* _Objective_
Can you return, unchanged, the lines from the first one through the line that contains "434, 245, 444]", with both of those lines included?

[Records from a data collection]
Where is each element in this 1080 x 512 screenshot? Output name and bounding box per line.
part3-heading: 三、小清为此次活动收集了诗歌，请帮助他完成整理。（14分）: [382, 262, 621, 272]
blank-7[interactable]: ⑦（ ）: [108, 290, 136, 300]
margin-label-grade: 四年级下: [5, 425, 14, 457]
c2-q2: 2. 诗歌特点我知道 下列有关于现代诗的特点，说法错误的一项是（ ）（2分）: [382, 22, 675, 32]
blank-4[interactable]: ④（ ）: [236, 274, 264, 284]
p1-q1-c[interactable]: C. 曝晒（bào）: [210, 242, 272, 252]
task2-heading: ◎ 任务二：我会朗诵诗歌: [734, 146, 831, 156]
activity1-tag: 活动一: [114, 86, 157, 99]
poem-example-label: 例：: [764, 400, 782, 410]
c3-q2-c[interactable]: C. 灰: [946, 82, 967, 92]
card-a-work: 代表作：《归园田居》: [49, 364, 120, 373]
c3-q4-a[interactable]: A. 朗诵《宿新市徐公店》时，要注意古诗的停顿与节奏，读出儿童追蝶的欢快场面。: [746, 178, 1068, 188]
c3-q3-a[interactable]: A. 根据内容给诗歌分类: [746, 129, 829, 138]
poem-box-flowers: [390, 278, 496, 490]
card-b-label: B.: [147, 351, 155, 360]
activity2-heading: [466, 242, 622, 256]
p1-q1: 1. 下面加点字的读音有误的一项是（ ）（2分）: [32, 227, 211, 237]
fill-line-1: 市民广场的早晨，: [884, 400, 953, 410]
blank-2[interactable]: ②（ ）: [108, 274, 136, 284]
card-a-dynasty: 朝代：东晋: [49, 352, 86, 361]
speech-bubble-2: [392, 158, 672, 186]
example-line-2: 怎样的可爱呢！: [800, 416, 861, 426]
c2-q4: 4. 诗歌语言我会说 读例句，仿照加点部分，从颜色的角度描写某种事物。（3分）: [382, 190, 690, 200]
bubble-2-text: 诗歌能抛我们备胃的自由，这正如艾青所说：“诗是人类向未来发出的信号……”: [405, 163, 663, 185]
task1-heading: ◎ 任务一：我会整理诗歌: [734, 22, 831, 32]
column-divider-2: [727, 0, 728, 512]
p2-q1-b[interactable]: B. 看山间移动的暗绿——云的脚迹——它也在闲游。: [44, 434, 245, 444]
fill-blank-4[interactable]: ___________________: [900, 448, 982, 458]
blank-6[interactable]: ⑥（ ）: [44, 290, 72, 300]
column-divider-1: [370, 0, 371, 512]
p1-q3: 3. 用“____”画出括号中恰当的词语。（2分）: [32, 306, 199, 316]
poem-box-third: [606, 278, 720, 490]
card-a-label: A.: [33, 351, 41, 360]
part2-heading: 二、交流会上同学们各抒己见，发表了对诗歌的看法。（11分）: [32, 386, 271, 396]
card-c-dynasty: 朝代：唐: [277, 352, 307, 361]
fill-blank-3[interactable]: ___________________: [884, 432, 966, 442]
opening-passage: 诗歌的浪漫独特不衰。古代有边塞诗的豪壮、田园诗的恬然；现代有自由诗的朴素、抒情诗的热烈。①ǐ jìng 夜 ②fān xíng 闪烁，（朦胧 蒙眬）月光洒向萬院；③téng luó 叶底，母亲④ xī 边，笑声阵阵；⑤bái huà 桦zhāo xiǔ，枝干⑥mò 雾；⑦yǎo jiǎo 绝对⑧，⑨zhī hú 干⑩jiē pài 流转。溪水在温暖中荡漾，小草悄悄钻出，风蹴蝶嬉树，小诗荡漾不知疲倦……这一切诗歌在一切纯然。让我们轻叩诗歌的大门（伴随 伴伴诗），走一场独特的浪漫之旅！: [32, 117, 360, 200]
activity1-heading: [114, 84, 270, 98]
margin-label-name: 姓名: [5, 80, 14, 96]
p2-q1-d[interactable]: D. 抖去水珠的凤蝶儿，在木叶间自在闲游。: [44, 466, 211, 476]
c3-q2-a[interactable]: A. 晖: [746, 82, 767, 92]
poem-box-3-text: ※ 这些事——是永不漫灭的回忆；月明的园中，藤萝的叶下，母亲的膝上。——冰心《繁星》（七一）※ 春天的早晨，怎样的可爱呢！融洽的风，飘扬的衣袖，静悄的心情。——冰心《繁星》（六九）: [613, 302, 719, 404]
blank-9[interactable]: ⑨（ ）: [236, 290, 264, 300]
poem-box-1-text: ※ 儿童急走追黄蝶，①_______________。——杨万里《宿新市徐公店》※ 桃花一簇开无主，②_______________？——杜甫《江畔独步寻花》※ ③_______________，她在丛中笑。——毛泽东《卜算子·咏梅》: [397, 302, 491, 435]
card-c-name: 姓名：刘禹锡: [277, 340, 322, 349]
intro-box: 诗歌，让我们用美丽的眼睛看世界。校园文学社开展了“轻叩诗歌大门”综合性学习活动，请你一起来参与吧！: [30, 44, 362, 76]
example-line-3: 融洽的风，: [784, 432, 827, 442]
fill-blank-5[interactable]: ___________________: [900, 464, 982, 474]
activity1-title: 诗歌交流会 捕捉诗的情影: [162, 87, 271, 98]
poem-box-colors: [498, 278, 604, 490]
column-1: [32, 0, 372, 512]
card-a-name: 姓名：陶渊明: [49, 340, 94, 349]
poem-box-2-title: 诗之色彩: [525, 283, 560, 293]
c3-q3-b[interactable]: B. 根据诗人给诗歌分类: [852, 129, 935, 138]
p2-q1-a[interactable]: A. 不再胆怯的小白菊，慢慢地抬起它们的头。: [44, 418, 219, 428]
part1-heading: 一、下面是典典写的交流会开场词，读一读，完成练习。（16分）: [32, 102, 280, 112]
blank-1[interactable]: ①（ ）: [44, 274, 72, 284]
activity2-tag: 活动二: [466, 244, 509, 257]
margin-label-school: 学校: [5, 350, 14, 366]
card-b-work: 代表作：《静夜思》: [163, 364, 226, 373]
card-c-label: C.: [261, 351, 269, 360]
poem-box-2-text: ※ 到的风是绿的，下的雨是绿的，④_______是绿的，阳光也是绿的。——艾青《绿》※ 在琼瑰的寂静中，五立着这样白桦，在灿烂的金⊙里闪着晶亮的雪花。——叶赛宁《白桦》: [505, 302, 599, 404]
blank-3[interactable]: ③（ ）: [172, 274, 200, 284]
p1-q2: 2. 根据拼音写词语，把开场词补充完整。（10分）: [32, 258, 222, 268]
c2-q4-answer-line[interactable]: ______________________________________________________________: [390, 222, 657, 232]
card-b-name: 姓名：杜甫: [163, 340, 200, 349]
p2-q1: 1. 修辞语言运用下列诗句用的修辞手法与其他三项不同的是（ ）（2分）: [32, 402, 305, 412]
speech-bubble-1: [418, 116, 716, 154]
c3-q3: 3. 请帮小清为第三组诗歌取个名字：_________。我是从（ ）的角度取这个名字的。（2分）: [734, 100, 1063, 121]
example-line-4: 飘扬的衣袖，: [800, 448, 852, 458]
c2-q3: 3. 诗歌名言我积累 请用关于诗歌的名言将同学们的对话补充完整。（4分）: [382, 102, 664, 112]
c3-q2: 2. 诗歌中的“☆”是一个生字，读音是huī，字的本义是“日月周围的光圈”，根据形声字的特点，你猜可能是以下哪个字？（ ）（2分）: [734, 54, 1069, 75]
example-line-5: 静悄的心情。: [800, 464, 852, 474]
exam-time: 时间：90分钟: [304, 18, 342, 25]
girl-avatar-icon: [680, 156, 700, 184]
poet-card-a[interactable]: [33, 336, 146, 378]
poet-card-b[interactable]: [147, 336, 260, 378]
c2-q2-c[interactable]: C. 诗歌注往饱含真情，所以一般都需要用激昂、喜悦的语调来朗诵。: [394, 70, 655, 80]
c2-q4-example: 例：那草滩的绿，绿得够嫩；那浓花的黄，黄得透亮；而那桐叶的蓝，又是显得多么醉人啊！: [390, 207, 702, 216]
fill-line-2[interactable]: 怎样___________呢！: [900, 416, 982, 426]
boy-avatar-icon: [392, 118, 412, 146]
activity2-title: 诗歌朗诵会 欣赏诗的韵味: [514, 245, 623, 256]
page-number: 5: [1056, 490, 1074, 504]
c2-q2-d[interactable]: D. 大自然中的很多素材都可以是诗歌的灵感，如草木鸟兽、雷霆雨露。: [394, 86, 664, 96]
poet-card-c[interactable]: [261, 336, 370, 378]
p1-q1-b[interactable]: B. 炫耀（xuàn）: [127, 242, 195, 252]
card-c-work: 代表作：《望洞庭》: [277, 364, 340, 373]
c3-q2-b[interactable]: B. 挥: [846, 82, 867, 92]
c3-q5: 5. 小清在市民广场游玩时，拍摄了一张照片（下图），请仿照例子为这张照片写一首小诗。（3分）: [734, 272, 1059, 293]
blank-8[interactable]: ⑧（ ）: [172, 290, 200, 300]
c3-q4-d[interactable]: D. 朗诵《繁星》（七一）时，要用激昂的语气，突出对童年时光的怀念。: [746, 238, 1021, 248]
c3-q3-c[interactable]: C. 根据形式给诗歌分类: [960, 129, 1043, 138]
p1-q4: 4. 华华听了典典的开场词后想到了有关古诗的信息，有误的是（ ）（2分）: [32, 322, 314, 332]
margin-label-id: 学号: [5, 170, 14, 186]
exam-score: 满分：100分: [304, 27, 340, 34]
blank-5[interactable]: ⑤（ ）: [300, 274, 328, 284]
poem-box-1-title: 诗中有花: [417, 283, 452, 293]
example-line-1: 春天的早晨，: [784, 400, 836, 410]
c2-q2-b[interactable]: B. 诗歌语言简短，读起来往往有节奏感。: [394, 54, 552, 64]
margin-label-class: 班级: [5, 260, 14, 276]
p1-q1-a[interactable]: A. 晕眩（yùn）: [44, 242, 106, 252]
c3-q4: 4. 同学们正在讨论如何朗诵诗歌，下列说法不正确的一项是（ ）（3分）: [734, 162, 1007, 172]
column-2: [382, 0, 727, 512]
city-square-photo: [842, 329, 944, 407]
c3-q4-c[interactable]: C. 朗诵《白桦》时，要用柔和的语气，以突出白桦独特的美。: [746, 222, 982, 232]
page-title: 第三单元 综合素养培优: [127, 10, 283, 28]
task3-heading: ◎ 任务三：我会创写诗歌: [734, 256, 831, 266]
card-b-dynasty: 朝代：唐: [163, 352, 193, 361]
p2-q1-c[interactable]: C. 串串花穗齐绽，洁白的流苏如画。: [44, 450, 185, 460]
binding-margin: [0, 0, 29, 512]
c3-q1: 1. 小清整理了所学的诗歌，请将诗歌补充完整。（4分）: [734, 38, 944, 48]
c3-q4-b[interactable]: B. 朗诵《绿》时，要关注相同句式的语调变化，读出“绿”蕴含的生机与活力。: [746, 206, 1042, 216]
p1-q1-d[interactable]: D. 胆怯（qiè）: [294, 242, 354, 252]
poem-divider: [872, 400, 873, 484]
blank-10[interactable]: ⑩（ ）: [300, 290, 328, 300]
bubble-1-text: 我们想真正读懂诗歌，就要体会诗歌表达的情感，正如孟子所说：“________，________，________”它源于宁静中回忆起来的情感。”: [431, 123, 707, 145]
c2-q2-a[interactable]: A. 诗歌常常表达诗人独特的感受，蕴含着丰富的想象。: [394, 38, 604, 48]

* _Right answer_
Where is each element in this 1080 x 512 screenshot? Output name and bounding box per line.
part3-heading: 三、小清为此次活动收集了诗歌，请帮助他完成整理。（14分）: [382, 262, 621, 272]
blank-7[interactable]: ⑦（ ）: [108, 290, 136, 300]
margin-label-grade: 四年级下: [5, 425, 14, 457]
c2-q2: 2. 诗歌特点我知道 下列有关于现代诗的特点，说法错误的一项是（ ）（2分）: [382, 22, 675, 32]
blank-4[interactable]: ④（ ）: [236, 274, 264, 284]
p1-q1-c[interactable]: C. 曝晒（bào）: [210, 242, 272, 252]
task2-heading: ◎ 任务二：我会朗诵诗歌: [734, 146, 831, 156]
activity1-tag: 活动一: [114, 86, 157, 99]
poem-example-label: 例：: [764, 400, 782, 410]
c3-q2-c[interactable]: C. 灰: [946, 82, 967, 92]
card-a-work: 代表作：《归园田居》: [49, 364, 120, 373]
c3-q4-a[interactable]: A. 朗诵《宿新市徐公店》时，要注意古诗的停顿与节奏，读出儿童追蝶的欢快场面。: [746, 178, 1068, 188]
c3-q3-a[interactable]: A. 根据内容给诗歌分类: [746, 129, 829, 138]
poem-box-flowers: [390, 278, 496, 490]
card-b-label: B.: [147, 351, 155, 360]
activity2-heading: [466, 242, 622, 256]
p1-q1: 1. 下面加点字的读音有误的一项是（ ）（2分）: [32, 227, 211, 237]
fill-line-1: 市民广场的早晨，: [884, 400, 953, 410]
blank-2[interactable]: ②（ ）: [108, 274, 136, 284]
card-a-dynasty: 朝代：东晋: [49, 352, 86, 361]
speech-bubble-2: [392, 158, 672, 186]
example-line-2: 怎样的可爱呢！: [800, 416, 861, 426]
c2-q4: 4. 诗歌语言我会说 读例句，仿照加点部分，从颜色的角度描写某种事物。（3分）: [382, 190, 690, 200]
bubble-2-text: 诗歌能抛我们备胃的自由，这正如艾青所说：“诗是人类向未来发出的信号……”: [405, 163, 663, 185]
task1-heading: ◎ 任务一：我会整理诗歌: [734, 22, 831, 32]
column-divider-2: [727, 0, 728, 512]
p2-q1-b[interactable]: B. 看山间移动的暗绿——云的脚迹——它也在闲游。: [44, 434, 245, 444]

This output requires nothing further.